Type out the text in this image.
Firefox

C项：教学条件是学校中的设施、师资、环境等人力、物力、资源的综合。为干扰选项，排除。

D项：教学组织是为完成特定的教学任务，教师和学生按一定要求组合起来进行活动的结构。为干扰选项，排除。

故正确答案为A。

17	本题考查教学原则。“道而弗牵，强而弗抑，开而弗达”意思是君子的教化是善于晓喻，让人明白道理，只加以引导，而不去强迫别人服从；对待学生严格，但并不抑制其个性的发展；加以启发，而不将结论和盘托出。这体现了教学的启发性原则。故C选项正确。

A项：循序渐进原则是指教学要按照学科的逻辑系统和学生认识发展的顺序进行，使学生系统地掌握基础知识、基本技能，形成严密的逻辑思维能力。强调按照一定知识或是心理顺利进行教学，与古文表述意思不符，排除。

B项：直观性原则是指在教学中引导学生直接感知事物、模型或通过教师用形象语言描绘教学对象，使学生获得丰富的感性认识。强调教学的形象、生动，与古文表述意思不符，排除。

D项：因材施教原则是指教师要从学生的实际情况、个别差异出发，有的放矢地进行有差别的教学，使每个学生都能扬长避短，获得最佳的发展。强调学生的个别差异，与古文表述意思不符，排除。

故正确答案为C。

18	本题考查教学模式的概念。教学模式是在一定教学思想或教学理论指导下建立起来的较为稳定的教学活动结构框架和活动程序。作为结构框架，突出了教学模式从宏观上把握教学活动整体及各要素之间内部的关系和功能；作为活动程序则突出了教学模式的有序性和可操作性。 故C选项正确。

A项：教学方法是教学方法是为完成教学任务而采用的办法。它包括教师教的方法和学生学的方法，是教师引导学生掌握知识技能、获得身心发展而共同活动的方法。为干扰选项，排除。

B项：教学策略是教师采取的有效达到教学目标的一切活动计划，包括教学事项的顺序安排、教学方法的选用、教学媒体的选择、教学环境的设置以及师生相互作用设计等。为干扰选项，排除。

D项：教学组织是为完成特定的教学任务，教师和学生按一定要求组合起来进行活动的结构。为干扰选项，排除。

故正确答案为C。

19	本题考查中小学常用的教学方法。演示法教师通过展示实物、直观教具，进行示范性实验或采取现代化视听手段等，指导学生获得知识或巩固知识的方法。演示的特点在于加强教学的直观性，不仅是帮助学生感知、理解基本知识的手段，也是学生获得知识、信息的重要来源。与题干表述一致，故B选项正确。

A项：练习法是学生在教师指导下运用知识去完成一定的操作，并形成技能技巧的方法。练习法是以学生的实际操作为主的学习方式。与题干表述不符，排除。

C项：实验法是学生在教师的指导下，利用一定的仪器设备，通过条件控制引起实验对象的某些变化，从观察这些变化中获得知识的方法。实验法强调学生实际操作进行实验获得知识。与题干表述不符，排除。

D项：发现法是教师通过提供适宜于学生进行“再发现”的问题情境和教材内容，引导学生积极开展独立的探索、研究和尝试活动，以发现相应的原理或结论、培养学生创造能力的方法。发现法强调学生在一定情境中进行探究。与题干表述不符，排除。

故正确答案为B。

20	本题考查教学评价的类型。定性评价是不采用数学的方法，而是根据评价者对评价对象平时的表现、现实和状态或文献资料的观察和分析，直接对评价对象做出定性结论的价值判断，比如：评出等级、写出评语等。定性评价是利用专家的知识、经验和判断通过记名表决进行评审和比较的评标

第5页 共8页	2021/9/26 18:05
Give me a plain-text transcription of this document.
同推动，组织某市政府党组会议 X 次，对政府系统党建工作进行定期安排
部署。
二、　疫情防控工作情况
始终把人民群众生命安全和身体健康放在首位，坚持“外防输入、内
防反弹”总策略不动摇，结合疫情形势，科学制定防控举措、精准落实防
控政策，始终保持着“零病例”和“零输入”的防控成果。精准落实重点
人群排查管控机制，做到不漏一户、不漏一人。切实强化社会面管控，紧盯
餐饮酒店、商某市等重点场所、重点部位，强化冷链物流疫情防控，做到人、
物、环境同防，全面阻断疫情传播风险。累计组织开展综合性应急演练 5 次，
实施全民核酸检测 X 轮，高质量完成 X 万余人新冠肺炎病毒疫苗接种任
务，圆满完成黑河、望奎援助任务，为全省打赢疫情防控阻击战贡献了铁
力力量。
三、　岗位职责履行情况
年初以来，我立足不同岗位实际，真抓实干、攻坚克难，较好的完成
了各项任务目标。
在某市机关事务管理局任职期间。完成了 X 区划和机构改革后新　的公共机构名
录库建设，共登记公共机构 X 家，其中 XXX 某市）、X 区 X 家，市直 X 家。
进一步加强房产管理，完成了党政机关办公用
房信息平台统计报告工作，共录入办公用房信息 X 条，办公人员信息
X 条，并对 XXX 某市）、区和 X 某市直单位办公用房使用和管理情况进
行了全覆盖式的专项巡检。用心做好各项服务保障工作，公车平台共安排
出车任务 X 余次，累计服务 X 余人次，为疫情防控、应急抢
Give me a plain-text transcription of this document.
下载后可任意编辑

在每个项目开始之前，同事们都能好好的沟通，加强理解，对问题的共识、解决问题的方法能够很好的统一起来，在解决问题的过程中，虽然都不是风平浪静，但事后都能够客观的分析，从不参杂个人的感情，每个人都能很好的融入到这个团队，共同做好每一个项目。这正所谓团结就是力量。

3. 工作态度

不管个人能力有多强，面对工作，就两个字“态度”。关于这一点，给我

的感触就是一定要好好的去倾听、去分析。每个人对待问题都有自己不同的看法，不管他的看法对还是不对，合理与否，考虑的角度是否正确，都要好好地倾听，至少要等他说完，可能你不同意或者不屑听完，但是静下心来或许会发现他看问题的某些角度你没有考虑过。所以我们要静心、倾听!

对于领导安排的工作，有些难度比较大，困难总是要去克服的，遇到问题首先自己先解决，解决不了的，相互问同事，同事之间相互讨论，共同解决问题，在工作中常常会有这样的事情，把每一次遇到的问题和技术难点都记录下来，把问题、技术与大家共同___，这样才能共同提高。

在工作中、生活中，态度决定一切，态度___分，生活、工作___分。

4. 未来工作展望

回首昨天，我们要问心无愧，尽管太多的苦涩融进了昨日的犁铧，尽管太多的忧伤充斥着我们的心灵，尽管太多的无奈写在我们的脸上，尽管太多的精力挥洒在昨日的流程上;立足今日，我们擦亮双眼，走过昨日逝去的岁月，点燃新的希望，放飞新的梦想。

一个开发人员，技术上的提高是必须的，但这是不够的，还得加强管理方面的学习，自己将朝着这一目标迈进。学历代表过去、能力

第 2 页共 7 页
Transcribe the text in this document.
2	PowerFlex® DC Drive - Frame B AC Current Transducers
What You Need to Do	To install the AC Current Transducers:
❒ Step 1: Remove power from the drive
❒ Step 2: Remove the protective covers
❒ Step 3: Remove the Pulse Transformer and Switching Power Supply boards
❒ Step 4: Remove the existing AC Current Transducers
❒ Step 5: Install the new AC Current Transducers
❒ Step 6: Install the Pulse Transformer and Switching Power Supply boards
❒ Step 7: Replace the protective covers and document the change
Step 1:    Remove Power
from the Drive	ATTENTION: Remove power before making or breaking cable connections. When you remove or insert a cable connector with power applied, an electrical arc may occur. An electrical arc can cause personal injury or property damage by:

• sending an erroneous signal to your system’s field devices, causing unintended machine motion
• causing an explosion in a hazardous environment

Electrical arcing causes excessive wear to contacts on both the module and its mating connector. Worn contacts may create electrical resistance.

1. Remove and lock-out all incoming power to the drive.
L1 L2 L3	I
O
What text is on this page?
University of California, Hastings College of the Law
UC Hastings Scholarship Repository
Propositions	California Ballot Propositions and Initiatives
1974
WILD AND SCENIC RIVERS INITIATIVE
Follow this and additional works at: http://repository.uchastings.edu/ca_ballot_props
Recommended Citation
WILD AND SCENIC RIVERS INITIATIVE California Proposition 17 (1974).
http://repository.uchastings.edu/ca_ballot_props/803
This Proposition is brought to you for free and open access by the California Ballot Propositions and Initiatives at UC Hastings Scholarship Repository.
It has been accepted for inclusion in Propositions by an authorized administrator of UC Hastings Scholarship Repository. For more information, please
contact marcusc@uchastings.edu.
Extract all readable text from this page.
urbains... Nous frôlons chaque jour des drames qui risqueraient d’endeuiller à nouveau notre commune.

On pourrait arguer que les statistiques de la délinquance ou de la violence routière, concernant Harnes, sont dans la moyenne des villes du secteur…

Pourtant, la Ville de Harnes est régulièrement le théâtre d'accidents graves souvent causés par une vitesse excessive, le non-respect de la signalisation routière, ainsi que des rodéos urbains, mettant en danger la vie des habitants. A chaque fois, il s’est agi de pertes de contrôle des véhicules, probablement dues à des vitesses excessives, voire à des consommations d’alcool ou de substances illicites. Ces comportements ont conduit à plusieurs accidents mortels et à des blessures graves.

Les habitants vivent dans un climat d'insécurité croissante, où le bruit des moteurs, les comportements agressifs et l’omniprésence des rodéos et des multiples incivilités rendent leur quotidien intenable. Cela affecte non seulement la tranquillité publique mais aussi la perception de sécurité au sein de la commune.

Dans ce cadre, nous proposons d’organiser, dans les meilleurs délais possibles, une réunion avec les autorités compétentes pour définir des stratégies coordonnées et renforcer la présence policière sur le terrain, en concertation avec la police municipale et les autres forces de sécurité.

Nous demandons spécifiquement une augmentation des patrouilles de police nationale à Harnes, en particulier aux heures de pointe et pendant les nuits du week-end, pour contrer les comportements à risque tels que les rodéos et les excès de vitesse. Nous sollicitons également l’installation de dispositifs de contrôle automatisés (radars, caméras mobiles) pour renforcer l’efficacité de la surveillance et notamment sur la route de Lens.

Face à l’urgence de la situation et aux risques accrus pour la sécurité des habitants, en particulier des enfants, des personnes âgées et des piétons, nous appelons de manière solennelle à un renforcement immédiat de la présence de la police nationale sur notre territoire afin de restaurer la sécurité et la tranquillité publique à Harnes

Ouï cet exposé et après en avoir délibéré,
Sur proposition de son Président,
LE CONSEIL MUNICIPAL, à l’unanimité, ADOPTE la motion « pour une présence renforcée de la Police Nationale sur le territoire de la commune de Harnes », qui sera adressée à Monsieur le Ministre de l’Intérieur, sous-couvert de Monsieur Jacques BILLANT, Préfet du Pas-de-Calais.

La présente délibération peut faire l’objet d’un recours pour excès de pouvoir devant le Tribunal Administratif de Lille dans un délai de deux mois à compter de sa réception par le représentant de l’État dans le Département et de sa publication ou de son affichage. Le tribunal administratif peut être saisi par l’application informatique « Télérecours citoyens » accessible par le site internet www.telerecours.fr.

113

----------

- Goal -
Look through the records and count each line that holds "territoire". Write only the total.

- Complete output -
2